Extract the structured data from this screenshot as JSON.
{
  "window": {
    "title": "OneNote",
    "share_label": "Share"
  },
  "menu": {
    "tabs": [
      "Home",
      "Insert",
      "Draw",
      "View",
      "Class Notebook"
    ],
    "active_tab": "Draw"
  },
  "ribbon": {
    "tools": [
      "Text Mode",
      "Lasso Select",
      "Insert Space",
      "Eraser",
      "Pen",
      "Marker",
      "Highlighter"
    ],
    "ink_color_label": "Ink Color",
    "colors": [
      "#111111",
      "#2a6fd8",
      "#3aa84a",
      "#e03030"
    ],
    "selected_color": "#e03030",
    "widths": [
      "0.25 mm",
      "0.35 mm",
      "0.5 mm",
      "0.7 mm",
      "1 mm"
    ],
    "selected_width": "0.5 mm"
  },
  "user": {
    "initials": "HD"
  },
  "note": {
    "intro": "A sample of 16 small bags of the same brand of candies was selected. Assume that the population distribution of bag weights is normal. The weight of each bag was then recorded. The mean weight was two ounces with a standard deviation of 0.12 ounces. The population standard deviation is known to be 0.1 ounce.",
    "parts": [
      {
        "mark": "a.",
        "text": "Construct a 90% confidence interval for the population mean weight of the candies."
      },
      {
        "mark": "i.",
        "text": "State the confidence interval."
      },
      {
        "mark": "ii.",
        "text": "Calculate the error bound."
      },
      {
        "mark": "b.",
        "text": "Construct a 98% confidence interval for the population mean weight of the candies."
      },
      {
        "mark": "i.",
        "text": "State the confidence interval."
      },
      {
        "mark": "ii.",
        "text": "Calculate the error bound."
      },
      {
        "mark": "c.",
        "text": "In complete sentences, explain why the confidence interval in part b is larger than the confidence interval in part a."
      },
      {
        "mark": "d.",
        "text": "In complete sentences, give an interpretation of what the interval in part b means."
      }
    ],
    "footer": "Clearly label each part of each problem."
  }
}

___

Copy out every line of the material above that mentions the word "complete".

        "text": "In complete sentences, explain why the confidence interval in part b is larger than the confidence interval in part a."
        "text": "In complete sentences, give an interpretation of what the interval in part b means."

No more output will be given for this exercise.